-- Task brief --
Give the listing again in full, exactly as written.

[START Material shown]

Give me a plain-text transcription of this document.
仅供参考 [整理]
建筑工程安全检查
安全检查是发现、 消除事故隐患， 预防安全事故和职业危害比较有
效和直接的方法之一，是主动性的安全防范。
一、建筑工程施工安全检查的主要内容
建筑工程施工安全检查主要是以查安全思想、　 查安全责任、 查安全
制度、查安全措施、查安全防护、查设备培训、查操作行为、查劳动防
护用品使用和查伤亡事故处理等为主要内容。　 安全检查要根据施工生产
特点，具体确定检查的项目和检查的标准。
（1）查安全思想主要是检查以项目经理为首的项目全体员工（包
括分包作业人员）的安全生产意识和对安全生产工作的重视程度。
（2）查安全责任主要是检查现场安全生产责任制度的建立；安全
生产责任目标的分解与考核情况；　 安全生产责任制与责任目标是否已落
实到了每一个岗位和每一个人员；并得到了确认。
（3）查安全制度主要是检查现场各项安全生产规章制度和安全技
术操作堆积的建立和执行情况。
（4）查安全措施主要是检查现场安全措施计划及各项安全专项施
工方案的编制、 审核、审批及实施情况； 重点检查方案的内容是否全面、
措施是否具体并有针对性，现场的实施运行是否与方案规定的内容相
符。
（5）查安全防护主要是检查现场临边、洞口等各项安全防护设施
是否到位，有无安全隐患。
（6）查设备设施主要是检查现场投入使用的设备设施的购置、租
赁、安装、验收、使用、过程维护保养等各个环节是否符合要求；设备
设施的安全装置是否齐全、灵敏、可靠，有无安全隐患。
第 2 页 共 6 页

[END Material shown]

-- Solution to the problem --
Give me a plain-text transcription of this document.
仅供参考 [整理]
建筑工程安全检查
安全检查是发现、 消除事故隐患， 预防安全事故和职业危害比较有
效和直接的方法之一，是主动性的安全防范。
一、建筑工程施工安全检查的主要内容
建筑工程施工安全检查主要是以查安全思想、　 查安全责任、 查安全
制度、查安全措施、查安全防护、查设备培训、查操作行为、查劳动防
护用品使用和查伤亡事故处理等为主要内容。　 安全检查要根据施工生产
特点，具体确定检查的项目和检查的标准。
（1）查安全思想主要是检查以项目经理为首的项目全体员工（包
括分包作业人员）的安全生产意识和对安全生产工作的重视程度。
（2）查安全责任主要是检查现场安全生产责任制度的建立；安全
生产责任目标的分解与考核情况；　 安全生产责任制与责任目标是否已落
实到了每一个岗位和每一个人员；并得到了确认。
（3）查安全制度主要是检查现场各项安全生产规章制度和安全技
术操作堆积的建立和执行情况。
（4）查安全措施主要是检查现场安全措施计划及各项安全专项施
工方案的编制、 审核、审批及实施情况； 重点检查方案的内容是否全面、
措施是否具体并有针对性，现场的实施运行是否与方案规定的内容相
符。
（5）查安全防护主要是检查现场临边、洞口等各项安全防护设施
是否到位，有无安全隐患。
（6）查设备设施主要是检查现场投入使用的设备设施的购置、租
赁、安装、验收、使用、过程维护保养等各个环节是否符合要求；设备
设施的安全装置是否齐全、灵敏、可靠，有无安全隐患。
第 2 页 共 6 页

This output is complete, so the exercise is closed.